■ **Problem**:
Find the word "Backoffice" in the data. Return every line where it appears.

[Dataset items]

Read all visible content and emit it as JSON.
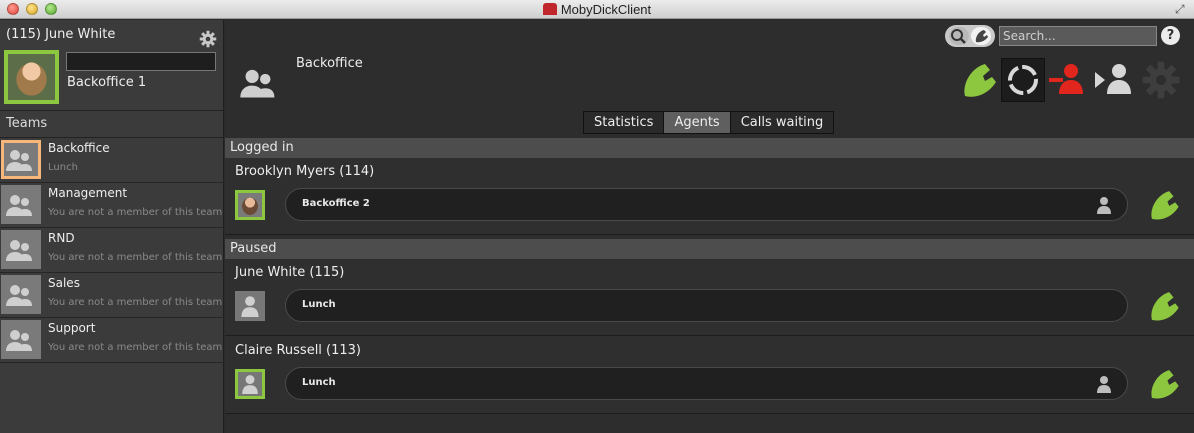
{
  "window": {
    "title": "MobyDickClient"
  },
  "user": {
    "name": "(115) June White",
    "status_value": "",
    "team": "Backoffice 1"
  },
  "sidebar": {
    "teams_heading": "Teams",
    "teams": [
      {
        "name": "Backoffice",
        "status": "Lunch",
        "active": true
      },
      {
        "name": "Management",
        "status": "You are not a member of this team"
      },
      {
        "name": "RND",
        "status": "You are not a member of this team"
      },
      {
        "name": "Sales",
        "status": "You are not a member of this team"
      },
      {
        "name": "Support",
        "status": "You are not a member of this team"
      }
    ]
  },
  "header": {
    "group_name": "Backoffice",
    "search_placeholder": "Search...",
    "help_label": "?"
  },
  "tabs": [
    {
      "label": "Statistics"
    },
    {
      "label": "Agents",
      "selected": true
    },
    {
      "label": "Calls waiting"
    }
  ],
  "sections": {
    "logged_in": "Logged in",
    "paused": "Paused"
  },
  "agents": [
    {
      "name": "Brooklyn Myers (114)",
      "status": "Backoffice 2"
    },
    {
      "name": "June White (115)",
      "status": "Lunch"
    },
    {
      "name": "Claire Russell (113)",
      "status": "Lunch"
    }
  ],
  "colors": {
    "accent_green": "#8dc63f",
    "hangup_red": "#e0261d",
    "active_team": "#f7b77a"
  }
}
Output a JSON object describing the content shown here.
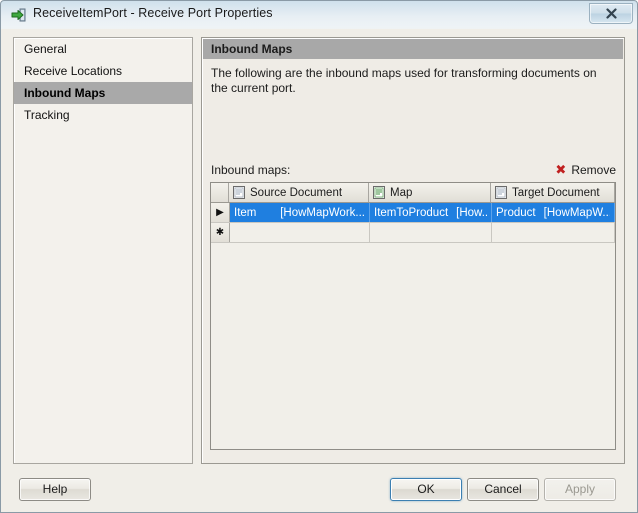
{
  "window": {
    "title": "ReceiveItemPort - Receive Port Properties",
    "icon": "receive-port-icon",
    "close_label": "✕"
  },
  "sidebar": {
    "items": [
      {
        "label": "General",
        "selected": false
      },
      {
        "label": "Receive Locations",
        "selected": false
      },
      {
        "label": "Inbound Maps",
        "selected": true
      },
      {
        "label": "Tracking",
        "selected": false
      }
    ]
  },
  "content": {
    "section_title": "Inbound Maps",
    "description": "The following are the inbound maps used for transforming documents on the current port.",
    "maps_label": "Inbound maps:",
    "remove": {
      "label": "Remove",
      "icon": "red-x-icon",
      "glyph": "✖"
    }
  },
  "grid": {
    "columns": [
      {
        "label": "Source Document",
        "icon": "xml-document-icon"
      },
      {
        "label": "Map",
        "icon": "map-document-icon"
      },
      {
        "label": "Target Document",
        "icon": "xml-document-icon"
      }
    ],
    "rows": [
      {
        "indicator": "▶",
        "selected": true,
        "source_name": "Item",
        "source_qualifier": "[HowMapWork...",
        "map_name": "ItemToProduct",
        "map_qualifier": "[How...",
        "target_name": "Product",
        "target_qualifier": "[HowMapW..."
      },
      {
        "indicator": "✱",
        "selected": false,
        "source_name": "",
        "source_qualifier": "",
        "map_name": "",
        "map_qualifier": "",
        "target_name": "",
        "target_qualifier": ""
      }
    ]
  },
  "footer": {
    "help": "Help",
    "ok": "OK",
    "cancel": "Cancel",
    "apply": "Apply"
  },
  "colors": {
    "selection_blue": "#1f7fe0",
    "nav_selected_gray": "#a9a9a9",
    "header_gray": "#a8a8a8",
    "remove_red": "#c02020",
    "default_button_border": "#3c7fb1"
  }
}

■ **Task solution**:
    "team": "Backoffice 1"
        "name": "Backoffice",
    "group_name": "Backoffice",
      "status": "Backoffice 2"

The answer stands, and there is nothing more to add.